**Goal:**
Gather, from the listing beneath this task, every line holding the string "Anne".

== Stored rows ==

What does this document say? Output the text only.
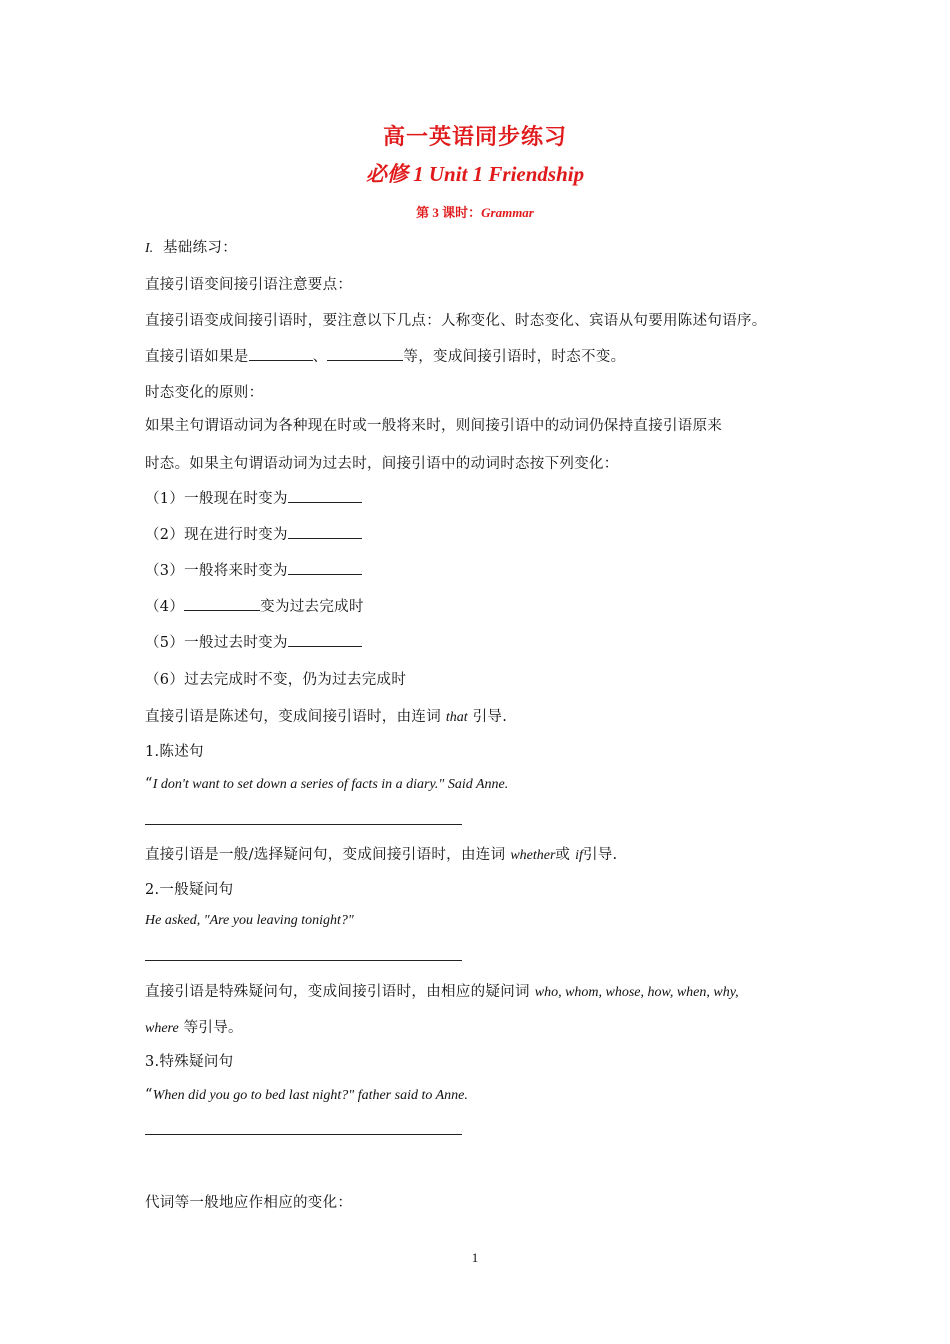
高一英语同步练习
必修 1 Unit 1 Friendship
第 3 课时：Grammar
I. 基础练习：
直接引语变间接引语注意要点：
直接引语变成间接引语时，要注意以下几点：人称变化、时态变化、宾语从句要用陈述句语序。
直接引语如果是	、	等，变成间接引语时，时态不变。
时态变化的原则：
如果主句谓语动词为各种现在时或一般将来时，则间接引语中的动词仍保持直接引语原来
时态。如果主句谓语动词为过去时，间接引语中的动词时态按下列变化：
（1）一般现在时变为
（2）现在进行时变为
（3）一般将来时变为
（4）	变为过去完成时
（5）一般过去时变为
（6）过去完成时不变，仍为过去完成时
直接引语是陈述句，变成间接引语时，由连词 that 引导.
1.陈述句
“I don't want to set down a series of facts in a diary." Said Anne.
直接引语是一般/选择疑问句，变成间接引语时，由连词 whether或 if引导.
2.一般疑问句
He asked, "Are you leaving tonight?"
直接引语是特殊疑问句，变成间接引语时，由相应的疑问词 who, whom, whose, how, when, why,
where 等引导。
3.特殊疑问句
“When did you go to bed last night?" father said to Anne.
代词等一般地应作相应的变化：
1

===

**Solution for this task:**
“I don't want to set down a series of facts in a diary." Said Anne.
“When did you go to bed last night?" father said to Anne.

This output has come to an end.